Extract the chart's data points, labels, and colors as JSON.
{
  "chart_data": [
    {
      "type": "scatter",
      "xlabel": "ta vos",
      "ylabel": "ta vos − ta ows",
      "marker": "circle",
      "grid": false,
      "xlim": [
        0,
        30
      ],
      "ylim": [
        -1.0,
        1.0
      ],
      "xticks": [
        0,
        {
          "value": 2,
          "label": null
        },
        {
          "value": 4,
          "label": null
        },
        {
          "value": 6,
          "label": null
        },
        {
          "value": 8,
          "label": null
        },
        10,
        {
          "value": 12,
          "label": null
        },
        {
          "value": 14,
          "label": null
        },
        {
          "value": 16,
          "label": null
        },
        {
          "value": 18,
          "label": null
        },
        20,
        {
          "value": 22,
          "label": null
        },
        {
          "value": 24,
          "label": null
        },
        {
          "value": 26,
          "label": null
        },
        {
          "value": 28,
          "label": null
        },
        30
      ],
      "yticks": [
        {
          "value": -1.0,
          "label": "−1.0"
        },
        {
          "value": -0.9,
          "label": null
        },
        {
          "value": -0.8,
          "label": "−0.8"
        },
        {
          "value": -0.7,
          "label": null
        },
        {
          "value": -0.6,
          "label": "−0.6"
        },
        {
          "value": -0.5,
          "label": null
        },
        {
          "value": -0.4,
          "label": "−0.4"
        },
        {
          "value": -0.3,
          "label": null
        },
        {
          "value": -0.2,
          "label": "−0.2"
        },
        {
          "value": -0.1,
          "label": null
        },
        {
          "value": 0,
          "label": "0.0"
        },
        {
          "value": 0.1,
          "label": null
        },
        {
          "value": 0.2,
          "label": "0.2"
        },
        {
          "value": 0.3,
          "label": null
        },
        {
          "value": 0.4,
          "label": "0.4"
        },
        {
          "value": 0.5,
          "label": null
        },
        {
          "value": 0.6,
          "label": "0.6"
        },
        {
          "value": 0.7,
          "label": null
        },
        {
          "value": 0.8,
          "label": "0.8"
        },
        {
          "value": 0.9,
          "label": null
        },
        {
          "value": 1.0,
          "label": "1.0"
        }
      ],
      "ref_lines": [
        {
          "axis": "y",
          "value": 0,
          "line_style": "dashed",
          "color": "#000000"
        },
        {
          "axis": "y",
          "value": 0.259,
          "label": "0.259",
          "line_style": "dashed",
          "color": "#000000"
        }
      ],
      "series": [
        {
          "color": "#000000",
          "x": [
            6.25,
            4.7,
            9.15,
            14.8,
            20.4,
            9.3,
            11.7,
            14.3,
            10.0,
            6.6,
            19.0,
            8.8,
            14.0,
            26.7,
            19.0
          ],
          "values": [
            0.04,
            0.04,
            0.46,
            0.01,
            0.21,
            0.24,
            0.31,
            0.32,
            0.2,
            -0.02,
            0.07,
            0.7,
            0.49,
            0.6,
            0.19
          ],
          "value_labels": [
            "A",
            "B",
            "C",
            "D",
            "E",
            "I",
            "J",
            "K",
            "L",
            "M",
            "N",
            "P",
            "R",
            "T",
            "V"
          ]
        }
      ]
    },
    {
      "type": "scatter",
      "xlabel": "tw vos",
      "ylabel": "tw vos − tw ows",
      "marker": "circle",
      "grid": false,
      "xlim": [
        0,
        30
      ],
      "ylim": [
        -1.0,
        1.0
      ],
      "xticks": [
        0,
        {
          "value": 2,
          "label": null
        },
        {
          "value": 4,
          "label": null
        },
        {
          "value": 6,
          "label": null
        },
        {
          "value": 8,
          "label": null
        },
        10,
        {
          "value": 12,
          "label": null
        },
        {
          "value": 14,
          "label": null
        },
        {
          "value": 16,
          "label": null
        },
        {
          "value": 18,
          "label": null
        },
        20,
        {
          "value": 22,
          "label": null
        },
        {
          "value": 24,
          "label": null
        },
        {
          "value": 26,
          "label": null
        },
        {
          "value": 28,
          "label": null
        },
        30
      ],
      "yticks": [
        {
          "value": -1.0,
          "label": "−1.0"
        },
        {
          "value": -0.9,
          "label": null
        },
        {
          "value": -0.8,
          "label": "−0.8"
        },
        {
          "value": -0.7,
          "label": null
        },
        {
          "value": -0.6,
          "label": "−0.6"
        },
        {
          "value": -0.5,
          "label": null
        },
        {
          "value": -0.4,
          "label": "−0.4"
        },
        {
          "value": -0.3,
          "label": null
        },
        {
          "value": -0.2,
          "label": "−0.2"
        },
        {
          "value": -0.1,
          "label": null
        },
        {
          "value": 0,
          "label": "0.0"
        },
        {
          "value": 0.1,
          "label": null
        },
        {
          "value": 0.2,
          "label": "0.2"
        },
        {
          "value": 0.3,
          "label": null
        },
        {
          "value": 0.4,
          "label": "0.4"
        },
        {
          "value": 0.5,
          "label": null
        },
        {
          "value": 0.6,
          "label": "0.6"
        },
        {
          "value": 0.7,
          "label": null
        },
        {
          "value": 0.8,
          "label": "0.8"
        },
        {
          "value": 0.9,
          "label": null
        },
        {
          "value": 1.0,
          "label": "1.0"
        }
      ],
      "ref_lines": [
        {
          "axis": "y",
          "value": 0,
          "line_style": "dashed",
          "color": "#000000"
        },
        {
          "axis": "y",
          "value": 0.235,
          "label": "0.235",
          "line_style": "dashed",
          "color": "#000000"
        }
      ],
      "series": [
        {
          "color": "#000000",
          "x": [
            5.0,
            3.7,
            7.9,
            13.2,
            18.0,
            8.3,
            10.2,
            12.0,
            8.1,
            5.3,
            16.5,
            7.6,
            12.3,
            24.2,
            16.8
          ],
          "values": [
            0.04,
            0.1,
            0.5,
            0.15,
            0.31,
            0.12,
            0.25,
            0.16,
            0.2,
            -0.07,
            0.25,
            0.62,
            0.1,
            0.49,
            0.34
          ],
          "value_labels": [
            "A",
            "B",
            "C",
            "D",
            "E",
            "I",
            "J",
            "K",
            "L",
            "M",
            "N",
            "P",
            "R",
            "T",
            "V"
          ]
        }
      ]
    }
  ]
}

**Problem to solve**
Quote the data in full, keeping each word unchanged.

**Written answer**
Extract the chart's data points, labels, and colors as JSON.
{
  "chart_data": [
    {
      "type": "scatter",
      "xlabel": "ta vos",
      "ylabel": "ta vos − ta ows",
      "marker": "circle",
      "grid": false,
      "xlim": [
        0,
        30
      ],
      "ylim": [
        -1.0,
        1.0
      ],
      "xticks": [
        0,
        {
          "value": 2,
          "label": null
        },
        {
          "value": 4,
          "label": null
        },
        {
          "value": 6,
          "label": null
        },
        {
          "value": 8,
          "label": null
        },
        10,
        {
          "value": 12,
          "label": null
        },
        {
          "value": 14,
          "label": null
        },
        {
          "value": 16,
          "label": null
        },
        {
          "value": 18,
          "label": null
        },
        20,
        {
          "value": 22,
          "label": null
        },
        {
          "value": 24,
          "label": null
        },
        {
          "value": 26,
          "label": null
        },
        {
          "value": 28,
          "label": null
        },
        30
      ],
      "yticks": [
        {
          "value": -1.0,
          "label": "−1.0"
        },
        {
          "value": -0.9,
          "label": null
        },
        {
          "value": -0.8,
          "label": "−0.8"
        },
        {
          "value": -0.7,
          "label": null
        },
        {
          "value": -0.6,
          "label": "−0.6"
        },
        {
          "value": -0.5,
          "label": null
        },
        {
          "value": -0.4,
          "label": "−0.4"
        },
        {
          "value": -0.3,
          "label": null
        },
        {
          "value": -0.2,
          "label": "−0.2"
        },
        {
          "value": -0.1,
          "label": null
        },
        {
          "value": 0,
          "label": "0.0"
        },
        {
          "value": 0.1,
          "label": null
        },
        {
          "value": 0.2,
          "label": "0.2"
        },
        {
          "value": 0.3,
          "label": null
        },
        {
          "value": 0.4,
          "label": "0.4"
        },
        {
          "value": 0.5,
          "label": null
        },
        {
          "value": 0.6,
          "label": "0.6"
        },
        {
          "value": 0.7,
          "label": null
        },
        {
          "value": 0.8,
          "label": "0.8"
        },
        {
          "value": 0.9,
          "label": null
        },
        {
          "value": 1.0,
          "label": "1.0"
        }
      ],
      "ref_lines": [
        {
          "axis": "y",
          "value": 0,
          "line_style": "dashed",
          "color": "#000000"
        },
        {
          "axis": "y",
          "value": 0.259,
          "label": "0.259",
          "line_style": "dashed",
          "color": "#000000"
        }
      ],
      "series": [
        {
          "color": "#000000",
          "x": [
            6.25,
            4.7,
            9.15,
            14.8,
            20.4,
            9.3,
            11.7,
            14.3,
            10.0,
            6.6,
            19.0,
            8.8,
            14.0,
            26.7,
            19.0
          ],
          "values": [
            0.04,
            0.04,
            0.46,
            0.01,
            0.21,
            0.24,
            0.31,
            0.32,
            0.2,
            -0.02,
            0.07,
            0.7,
            0.49,
            0.6,
            0.19
          ],
          "value_labels": [
            "A",
            "B",
            "C",
            "D",
            "E",
            "I",
            "J",
            "K",
            "L",
            "M",
            "N",
            "P",
            "R",
            "T",
            "V"
          ]
        }
      ]
    },
    {
      "type": "scatter",
      "xlabel": "tw vos",
      "ylabel": "tw vos − tw ows",
      "marker": "circle",
      "grid": false,
      "xlim": [
        0,
        30
      ],
      "ylim": [
        -1.0,
        1.0
      ],
      "xticks": [
        0,
        {
          "value": 2,
          "label": null
        },
        {
          "value": 4,
          "label": null
        },
        {
          "value": 6,
          "label": null
        },
        {
          "value": 8,
          "label": null
        },
        10,
        {
          "value": 12,
          "label": null
        },
        {
          "value": 14,
          "label": null
        },
        {
          "value": 16,
          "label": null
        },
        {
          "value": 18,
          "label": null
        },
        20,
        {
          "value": 22,
          "label": null
        },
        {
          "value": 24,
          "label": null
        },
        {
          "value": 26,
          "label": null
        },
        {
          "value": 28,
          "label": null
        },
        30
      ],
      "yticks": [
        {
          "value": -1.0,
          "label": "−1.0"
        },
        {
          "value": -0.9,
          "label": null
        },
        {
          "value": -0.8,
          "label": "−0.8"
        },
        {
          "value": -0.7,
          "label": null
        },
        {
          "value": -0.6,
          "label": "−0.6"
        },
        {
          "value": -0.5,
          "label": null
        },
        {
          "value": -0.4,
          "label": "−0.4"
        },
        {
          "value": -0.3,
          "label": null
        },
        {
          "value": -0.2,
          "label": "−0.2"
        },
        {
          "value": -0.1,
          "label": null
        },
        {
          "value": 0,
          "label": "0.0"
        },
        {
          "value": 0.1,
          "label": null
        },
        {
          "value": 0.2,
          "label": "0.2"
        },
        {
          "value": 0.3,
          "label": null
        },
        {
          "value": 0.4,
          "label": "0.4"
        },
        {
          "value": 0.5,
          "label": null
        },
        {
          "value": 0.6,
          "label": "0.6"
        },
        {
          "value": 0.7,
          "label": null
        },
        {
          "value": 0.8,
          "label": "0.8"
        },
        {
          "value": 0.9,
          "label": null
        },
        {
          "value": 1.0,
          "label": "1.0"
        }
      ],
      "ref_lines": [
        {
          "axis": "y",
          "value": 0,
          "line_style": "dashed",
          "color": "#000000"
        },
        {
          "axis": "y",
          "value": 0.235,
          "label": "0.235",
          "line_style": "dashed",
          "color": "#000000"
        }
      ],
      "series": [
        {
          "color": "#000000",
          "x": [
            5.0,
            3.7,
            7.9,
            13.2,
            18.0,
            8.3,
            10.2,
            12.0,
            8.1,
            5.3,
            16.5,
            7.6,
            12.3,
            24.2,
            16.8
          ],
          "values": [
            0.04,
            0.1,
            0.5,
            0.15,
            0.31,
            0.12,
            0.25,
            0.16,
            0.2,
            -0.07,
            0.25,
            0.62,
            0.1,
            0.49,
            0.34
          ],
          "value_labels": [
            "A",
            "B",
            "C",
            "D",
            "E",
            "I",
            "J",
            "K",
            "L",
            "M",
            "N",
            "P",
            "R",
            "T",
            "V"
          ]
        }
      ]
    }
  ]
}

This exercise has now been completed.